*Exercise input*:
• • • • •

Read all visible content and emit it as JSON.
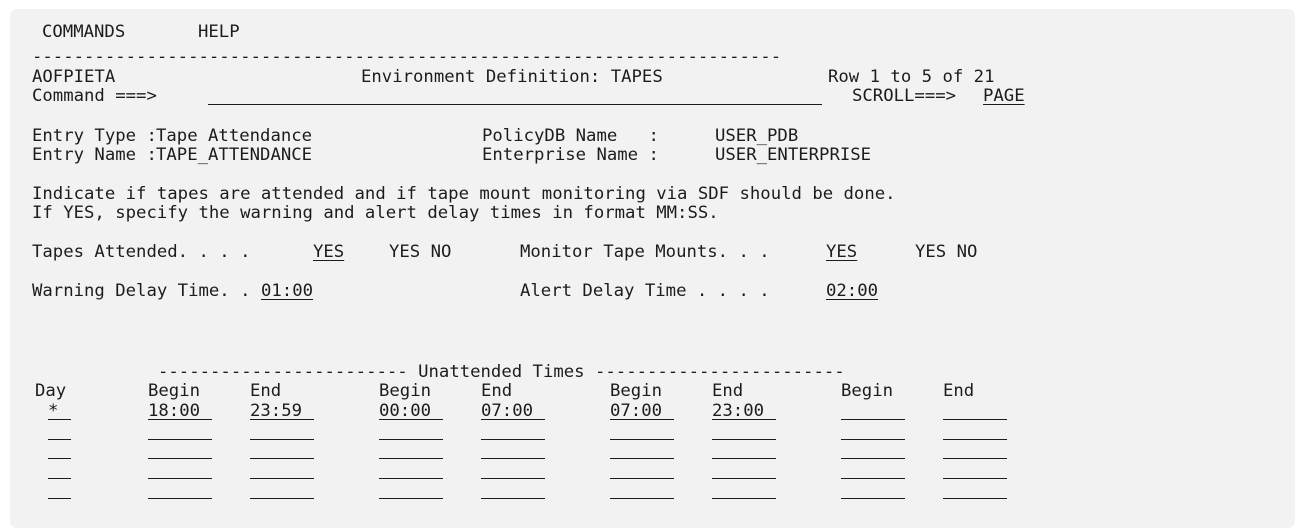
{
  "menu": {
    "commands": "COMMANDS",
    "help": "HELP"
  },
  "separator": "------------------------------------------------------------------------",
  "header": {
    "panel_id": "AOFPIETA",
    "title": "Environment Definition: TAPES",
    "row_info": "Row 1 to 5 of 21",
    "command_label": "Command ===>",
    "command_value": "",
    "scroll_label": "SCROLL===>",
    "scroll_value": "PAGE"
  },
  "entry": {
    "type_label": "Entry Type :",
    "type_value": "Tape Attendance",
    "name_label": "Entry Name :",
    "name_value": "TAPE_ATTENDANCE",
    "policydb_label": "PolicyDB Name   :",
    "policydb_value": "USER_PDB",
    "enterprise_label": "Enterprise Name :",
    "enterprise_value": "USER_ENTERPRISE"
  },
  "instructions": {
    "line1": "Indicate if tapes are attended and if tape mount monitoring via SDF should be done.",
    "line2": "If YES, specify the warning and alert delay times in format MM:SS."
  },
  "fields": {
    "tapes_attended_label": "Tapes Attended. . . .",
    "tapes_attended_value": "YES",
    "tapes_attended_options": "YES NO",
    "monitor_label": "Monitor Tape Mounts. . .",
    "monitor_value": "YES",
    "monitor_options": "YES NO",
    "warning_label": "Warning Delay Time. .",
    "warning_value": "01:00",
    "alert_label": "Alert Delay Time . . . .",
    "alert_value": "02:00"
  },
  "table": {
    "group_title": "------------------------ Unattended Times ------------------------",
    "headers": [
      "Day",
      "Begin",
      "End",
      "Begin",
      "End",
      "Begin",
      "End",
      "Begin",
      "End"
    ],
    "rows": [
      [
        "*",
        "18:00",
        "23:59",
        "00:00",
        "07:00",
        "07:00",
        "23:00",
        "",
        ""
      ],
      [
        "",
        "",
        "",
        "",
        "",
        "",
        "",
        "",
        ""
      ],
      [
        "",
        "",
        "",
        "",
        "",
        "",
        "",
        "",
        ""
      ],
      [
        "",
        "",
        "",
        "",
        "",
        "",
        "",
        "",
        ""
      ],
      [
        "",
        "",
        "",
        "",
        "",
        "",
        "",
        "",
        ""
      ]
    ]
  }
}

• • • • •

*The problem*:
Reproduce the material above in full and without alteration, but skip all pictures.

*Task response*:
Read all visible content and emit it as JSON.
{
  "menu": {
    "commands": "COMMANDS",
    "help": "HELP"
  },
  "separator": "------------------------------------------------------------------------",
  "header": {
    "panel_id": "AOFPIETA",
    "title": "Environment Definition: TAPES",
    "row_info": "Row 1 to 5 of 21",
    "command_label": "Command ===>",
    "command_value": "",
    "scroll_label": "SCROLL===>",
    "scroll_value": "PAGE"
  },
  "entry": {
    "type_label": "Entry Type :",
    "type_value": "Tape Attendance",
    "name_label": "Entry Name :",
    "name_value": "TAPE_ATTENDANCE",
    "policydb_label": "PolicyDB Name   :",
    "policydb_value": "USER_PDB",
    "enterprise_label": "Enterprise Name :",
    "enterprise_value": "USER_ENTERPRISE"
  },
  "instructions": {
    "line1": "Indicate if tapes are attended and if tape mount monitoring via SDF should be done.",
    "line2": "If YES, specify the warning and alert delay times in format MM:SS."
  },
  "fields": {
    "tapes_attended_label": "Tapes Attended. . . .",
    "tapes_attended_value": "YES",
    "tapes_attended_options": "YES NO",
    "monitor_label": "Monitor Tape Mounts. . .",
    "monitor_value": "YES",
    "monitor_options": "YES NO",
    "warning_label": "Warning Delay Time. .",
    "warning_value": "01:00",
    "alert_label": "Alert Delay Time . . . .",
    "alert_value": "02:00"
  },
  "table": {
    "group_title": "------------------------ Unattended Times ------------------------",
    "headers": [
      "Day",
      "Begin",
      "End",
      "Begin",
      "End",
      "Begin",
      "End",
      "Begin",
      "End"
    ],
    "rows": [
      [
        "*",
        "18:00",
        "23:59",
        "00:00",
        "07:00",
        "07:00",
        "23:00",
        "",
        ""
      ],
      [
        "",
        "",
        "",
        "",
        "",
        "",
        "",
        "",
        ""
      ],
      [
        "",
        "",
        "",
        "",
        "",
        "",
        "",
        "",
        ""
      ],
      [
        "",
        "",
        "",
        "",
        "",
        "",
        "",
        "",
        ""
      ],
      [
        "",
        "",
        "",
        "",
        "",
        "",
        "",
        "",
        ""
      ]
    ]
  }
}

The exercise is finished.